▶ RECORDS FOR PROCESSING
+ + + + +
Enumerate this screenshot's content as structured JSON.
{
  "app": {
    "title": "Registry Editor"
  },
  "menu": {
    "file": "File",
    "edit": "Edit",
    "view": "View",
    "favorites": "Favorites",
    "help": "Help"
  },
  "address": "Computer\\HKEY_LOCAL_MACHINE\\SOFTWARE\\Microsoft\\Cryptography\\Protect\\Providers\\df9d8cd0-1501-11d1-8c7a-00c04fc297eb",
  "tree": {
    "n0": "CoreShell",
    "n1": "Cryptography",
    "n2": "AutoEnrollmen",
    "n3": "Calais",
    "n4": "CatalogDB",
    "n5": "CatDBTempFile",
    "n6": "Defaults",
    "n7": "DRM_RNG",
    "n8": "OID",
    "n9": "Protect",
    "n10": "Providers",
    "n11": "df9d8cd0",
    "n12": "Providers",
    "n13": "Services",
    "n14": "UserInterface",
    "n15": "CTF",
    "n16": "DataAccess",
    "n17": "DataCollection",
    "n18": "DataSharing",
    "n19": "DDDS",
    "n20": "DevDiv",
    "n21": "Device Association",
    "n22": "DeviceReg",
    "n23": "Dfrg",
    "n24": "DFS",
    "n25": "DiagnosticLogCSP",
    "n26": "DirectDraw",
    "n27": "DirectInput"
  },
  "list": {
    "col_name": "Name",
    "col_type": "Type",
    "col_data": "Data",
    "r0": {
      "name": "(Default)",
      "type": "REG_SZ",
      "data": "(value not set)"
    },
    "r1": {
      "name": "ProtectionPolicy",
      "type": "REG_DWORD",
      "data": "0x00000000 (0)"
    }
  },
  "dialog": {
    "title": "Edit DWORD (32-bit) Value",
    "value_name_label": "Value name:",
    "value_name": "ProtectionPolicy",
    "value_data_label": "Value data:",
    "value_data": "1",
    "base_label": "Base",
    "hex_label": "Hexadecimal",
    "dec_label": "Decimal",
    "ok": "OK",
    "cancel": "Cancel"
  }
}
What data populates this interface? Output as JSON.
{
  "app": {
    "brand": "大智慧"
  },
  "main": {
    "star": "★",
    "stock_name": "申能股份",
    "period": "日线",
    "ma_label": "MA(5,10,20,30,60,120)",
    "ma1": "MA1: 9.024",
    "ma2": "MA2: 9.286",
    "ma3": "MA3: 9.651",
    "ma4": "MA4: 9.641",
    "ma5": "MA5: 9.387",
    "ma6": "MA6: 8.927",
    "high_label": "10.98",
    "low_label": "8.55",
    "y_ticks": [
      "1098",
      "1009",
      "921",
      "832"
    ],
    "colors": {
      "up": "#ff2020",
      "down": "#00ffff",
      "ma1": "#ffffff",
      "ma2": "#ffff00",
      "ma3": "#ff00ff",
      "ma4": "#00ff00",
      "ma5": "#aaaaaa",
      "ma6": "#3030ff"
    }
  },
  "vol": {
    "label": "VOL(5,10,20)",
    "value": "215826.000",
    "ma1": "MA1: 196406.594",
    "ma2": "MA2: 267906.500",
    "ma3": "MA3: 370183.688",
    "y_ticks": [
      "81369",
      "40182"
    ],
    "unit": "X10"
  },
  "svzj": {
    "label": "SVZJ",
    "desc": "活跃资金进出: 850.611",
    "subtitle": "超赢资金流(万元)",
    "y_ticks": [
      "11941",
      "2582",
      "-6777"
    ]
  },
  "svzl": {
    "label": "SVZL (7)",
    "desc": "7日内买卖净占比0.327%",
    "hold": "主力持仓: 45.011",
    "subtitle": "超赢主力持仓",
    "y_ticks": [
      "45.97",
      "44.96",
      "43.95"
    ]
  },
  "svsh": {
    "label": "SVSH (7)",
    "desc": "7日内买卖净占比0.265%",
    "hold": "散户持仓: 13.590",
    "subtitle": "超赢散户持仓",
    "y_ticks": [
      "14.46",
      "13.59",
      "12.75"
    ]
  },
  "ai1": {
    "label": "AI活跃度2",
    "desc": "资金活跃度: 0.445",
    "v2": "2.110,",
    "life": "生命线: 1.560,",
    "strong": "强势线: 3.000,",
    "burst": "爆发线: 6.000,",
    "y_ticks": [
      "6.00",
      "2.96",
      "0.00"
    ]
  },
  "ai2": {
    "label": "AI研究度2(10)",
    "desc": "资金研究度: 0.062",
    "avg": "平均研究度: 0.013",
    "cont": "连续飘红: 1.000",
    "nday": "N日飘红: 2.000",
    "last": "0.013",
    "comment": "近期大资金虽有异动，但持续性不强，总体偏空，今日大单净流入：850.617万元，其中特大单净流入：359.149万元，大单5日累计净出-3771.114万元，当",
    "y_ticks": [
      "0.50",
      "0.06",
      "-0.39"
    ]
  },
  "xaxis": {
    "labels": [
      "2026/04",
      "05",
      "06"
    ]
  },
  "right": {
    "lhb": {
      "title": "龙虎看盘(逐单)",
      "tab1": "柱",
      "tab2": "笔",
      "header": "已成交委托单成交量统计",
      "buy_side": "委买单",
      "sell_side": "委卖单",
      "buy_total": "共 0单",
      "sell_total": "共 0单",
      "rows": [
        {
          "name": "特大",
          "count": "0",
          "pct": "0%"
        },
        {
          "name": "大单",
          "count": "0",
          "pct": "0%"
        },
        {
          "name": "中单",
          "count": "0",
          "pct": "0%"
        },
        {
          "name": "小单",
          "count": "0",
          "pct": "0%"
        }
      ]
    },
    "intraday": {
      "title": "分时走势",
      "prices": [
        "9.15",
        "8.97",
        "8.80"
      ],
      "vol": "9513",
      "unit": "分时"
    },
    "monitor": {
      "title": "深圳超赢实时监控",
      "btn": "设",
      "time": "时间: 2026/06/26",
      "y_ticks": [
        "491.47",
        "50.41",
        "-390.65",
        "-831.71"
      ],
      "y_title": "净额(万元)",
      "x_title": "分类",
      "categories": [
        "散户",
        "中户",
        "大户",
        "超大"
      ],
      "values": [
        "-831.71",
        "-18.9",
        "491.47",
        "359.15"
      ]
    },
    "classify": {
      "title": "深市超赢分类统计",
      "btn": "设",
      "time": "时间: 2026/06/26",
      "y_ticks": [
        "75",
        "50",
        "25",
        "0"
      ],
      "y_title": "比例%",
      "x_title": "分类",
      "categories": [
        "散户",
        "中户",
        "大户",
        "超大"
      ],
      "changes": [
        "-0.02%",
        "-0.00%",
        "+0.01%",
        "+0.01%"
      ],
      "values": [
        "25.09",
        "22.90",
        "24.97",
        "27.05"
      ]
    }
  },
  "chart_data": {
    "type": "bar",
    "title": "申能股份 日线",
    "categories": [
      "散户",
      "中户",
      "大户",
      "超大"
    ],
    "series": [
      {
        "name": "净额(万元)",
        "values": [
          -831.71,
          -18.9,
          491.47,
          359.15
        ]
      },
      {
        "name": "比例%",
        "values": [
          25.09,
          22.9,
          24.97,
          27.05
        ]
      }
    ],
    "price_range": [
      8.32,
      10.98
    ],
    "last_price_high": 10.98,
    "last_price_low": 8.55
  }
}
+ + + + +
▶ TASK TO CARRY OUT
Copy out each record exactly as given, omitting none.

▶ WRITTEN SOLUTION
Enumerate this screenshot's content as structured JSON.
{
  "app": {
    "title": "Registry Editor"
  },
  "menu": {
    "file": "File",
    "edit": "Edit",
    "view": "View",
    "favorites": "Favorites",
    "help": "Help"
  },
  "address": "Computer\\HKEY_LOCAL_MACHINE\\SOFTWARE\\Microsoft\\Cryptography\\Protect\\Providers\\df9d8cd0-1501-11d1-8c7a-00c04fc297eb",
  "tree": {
    "n0": "CoreShell",
    "n1": "Cryptography",
    "n2": "AutoEnrollmen",
    "n3": "Calais",
    "n4": "CatalogDB",
    "n5": "CatDBTempFile",
    "n6": "Defaults",
    "n7": "DRM_RNG",
    "n8": "OID",
    "n9": "Protect",
    "n10": "Providers",
    "n11": "df9d8cd0",
    "n12": "Providers",
    "n13": "Services",
    "n14": "UserInterface",
    "n15": "CTF",
    "n16": "DataAccess",
    "n17": "DataCollection",
    "n18": "DataSharing",
    "n19": "DDDS",
    "n20": "DevDiv",
    "n21": "Device Association",
    "n22": "DeviceReg",
    "n23": "Dfrg",
    "n24": "DFS",
    "n25": "DiagnosticLogCSP",
    "n26": "DirectDraw",
    "n27": "DirectInput"
  },
  "list": {
    "col_name": "Name",
    "col_type": "Type",
    "col_data": "Data",
    "r0": {
      "name": "(Default)",
      "type": "REG_SZ",
      "data": "(value not set)"
    },
    "r1": {
      "name": "ProtectionPolicy",
      "type": "REG_DWORD",
      "data": "0x00000000 (0)"
    }
  },
  "dialog": {
    "title": "Edit DWORD (32-bit) Value",
    "value_name_label": "Value name:",
    "value_name": "ProtectionPolicy",
    "value_data_label": "Value data:",
    "value_data": "1",
    "base_label": "Base",
    "hex_label": "Hexadecimal",
    "dec_label": "Decimal",
    "ok": "OK",
    "cancel": "Cancel"
  }
}
What data populates this interface? Output as JSON.
{
  "app": {
    "brand": "大智慧"
  },
  "main": {
    "star": "★",
    "stock_name": "申能股份",
    "period": "日线",
    "ma_label": "MA(5,10,20,30,60,120)",
    "ma1": "MA1: 9.024",
    "ma2": "MA2: 9.286",
    "ma3": "MA3: 9.651",
    "ma4": "MA4: 9.641",
    "ma5": "MA5: 9.387",
    "ma6": "MA6: 8.927",
    "high_label": "10.98",
    "low_label": "8.55",
    "y_ticks": [
      "1098",
      "1009",
      "921",
      "832"
    ],
    "colors": {
      "up": "#ff2020",
      "down": "#00ffff",
      "ma1": "#ffffff",
      "ma2": "#ffff00",
      "ma3": "#ff00ff",
      "ma4": "#00ff00",
      "ma5": "#aaaaaa",
      "ma6": "#3030ff"
    }
  },
  "vol": {
    "label": "VOL(5,10,20)",
    "value": "215826.000",
    "ma1": "MA1: 196406.594",
    "ma2": "MA2: 267906.500",
    "ma3": "MA3: 370183.688",
    "y_ticks": [
      "81369",
      "40182"
    ],
    "unit": "X10"
  },
  "svzj": {
    "label": "SVZJ",
    "desc": "活跃资金进出: 850.611",
    "subtitle": "超赢资金流(万元)",
    "y_ticks": [
      "11941",
      "2582",
      "-6777"
    ]
  },
  "svzl": {
    "label": "SVZL (7)",
    "desc": "7日内买卖净占比0.327%",
    "hold": "主力持仓: 45.011",
    "subtitle": "超赢主力持仓",
    "y_ticks": [
      "45.97",
      "44.96",
      "43.95"
    ]
  },
  "svsh": {
    "label": "SVSH (7)",
    "desc": "7日内买卖净占比0.265%",
    "hold": "散户持仓: 13.590",
    "subtitle": "超赢散户持仓",
    "y_ticks": [
      "14.46",
      "13.59",
      "12.75"
    ]
  },
  "ai1": {
    "label": "AI活跃度2",
    "desc": "资金活跃度: 0.445",
    "v2": "2.110,",
    "life": "生命线: 1.560,",
    "strong": "强势线: 3.000,",
    "burst": "爆发线: 6.000,",
    "y_ticks": [
      "6.00",
      "2.96",
      "0.00"
    ]
  },
  "ai2": {
    "label": "AI研究度2(10)",
    "desc": "资金研究度: 0.062",
    "avg": "平均研究度: 0.013",
    "cont": "连续飘红: 1.000",
    "nday": "N日飘红: 2.000",
    "last": "0.013",
    "comment": "近期大资金虽有异动，但持续性不强，总体偏空，今日大单净流入：850.617万元，其中特大单净流入：359.149万元，大单5日累计净出-3771.114万元，当",
    "y_ticks": [
      "0.50",
      "0.06",
      "-0.39"
    ]
  },
  "xaxis": {
    "labels": [
      "2026/04",
      "05",
      "06"
    ]
  },
  "right": {
    "lhb": {
      "title": "龙虎看盘(逐单)",
      "tab1": "柱",
      "tab2": "笔",
      "header": "已成交委托单成交量统计",
      "buy_side": "委买单",
      "sell_side": "委卖单",
      "buy_total": "共 0单",
      "sell_total": "共 0单",
      "rows": [
        {
          "name": "特大",
          "count": "0",
          "pct": "0%"
        },
        {
          "name": "大单",
          "count": "0",
          "pct": "0%"
        },
        {
          "name": "中单",
          "count": "0",
          "pct": "0%"
        },
        {
          "name": "小单",
          "count": "0",
          "pct": "0%"
        }
      ]
    },
    "intraday": {
      "title": "分时走势",
      "prices": [
        "9.15",
        "8.97",
        "8.80"
      ],
      "vol": "9513",
      "unit": "分时"
    },
    "monitor": {
      "title": "深圳超赢实时监控",
      "btn": "设",
      "time": "时间: 2026/06/26",
      "y_ticks": [
        "491.47",
        "50.41",
        "-390.65",
        "-831.71"
      ],
      "y_title": "净额(万元)",
      "x_title": "分类",
      "categories": [
        "散户",
        "中户",
        "大户",
        "超大"
      ],
      "values": [
        "-831.71",
        "-18.9",
        "491.47",
        "359.15"
      ]
    },
    "classify": {
      "title": "深市超赢分类统计",
      "btn": "设",
      "time": "时间: 2026/06/26",
      "y_ticks": [
        "75",
        "50",
        "25",
        "0"
      ],
      "y_title": "比例%",
      "x_title": "分类",
      "categories": [
        "散户",
        "中户",
        "大户",
        "超大"
      ],
      "changes": [
        "-0.02%",
        "-0.00%",
        "+0.01%",
        "+0.01%"
      ],
      "values": [
        "25.09",
        "22.90",
        "24.97",
        "27.05"
      ]
    }
  },
  "chart_data": {
    "type": "bar",
    "title": "申能股份 日线",
    "categories": [
      "散户",
      "中户",
      "大户",
      "超大"
    ],
    "series": [
      {
        "name": "净额(万元)",
        "values": [
          -831.71,
          -18.9,
          491.47,
          359.15
        ]
      },
      {
        "name": "比例%",
        "values": [
          25.09,
          22.9,
          24.97,
          27.05
        ]
      }
    ],
    "price_range": [
      8.32,
      10.98
    ],
    "last_price_high": 10.98,
    "last_price_low": 8.55
  }
}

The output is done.